Task. Retype the material below. Keep every word exactly as it is.

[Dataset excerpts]
────────────────────────────────────────
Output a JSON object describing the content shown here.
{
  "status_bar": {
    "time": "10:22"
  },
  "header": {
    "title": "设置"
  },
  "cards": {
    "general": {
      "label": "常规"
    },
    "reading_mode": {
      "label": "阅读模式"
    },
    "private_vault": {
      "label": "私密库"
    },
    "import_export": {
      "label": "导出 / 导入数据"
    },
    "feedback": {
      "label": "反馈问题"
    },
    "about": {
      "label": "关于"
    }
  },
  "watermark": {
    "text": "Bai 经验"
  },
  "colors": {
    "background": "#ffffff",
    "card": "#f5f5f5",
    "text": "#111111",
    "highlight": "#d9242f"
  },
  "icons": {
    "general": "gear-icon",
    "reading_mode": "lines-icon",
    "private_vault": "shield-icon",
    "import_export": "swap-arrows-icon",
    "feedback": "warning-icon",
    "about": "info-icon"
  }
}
────────────────────────────────────────
Solution to this problem.
Output a JSON object describing the content shown here.
{
  "status_bar": {
    "time": "10:22"
  },
  "header": {
    "title": "设置"
  },
  "cards": {
    "general": {
      "label": "常规"
    },
    "reading_mode": {
      "label": "阅读模式"
    },
    "private_vault": {
      "label": "私密库"
    },
    "import_export": {
      "label": "导出 / 导入数据"
    },
    "feedback": {
      "label": "反馈问题"
    },
    "about": {
      "label": "关于"
    }
  },
  "watermark": {
    "text": "Bai 经验"
  },
  "colors": {
    "background": "#ffffff",
    "card": "#f5f5f5",
    "text": "#111111",
    "highlight": "#d9242f"
  },
  "icons": {
    "general": "gear-icon",
    "reading_mode": "lines-icon",
    "private_vault": "shield-icon",
    "import_export": "swap-arrows-icon",
    "feedback": "warning-icon",
    "about": "info-icon"
  }
}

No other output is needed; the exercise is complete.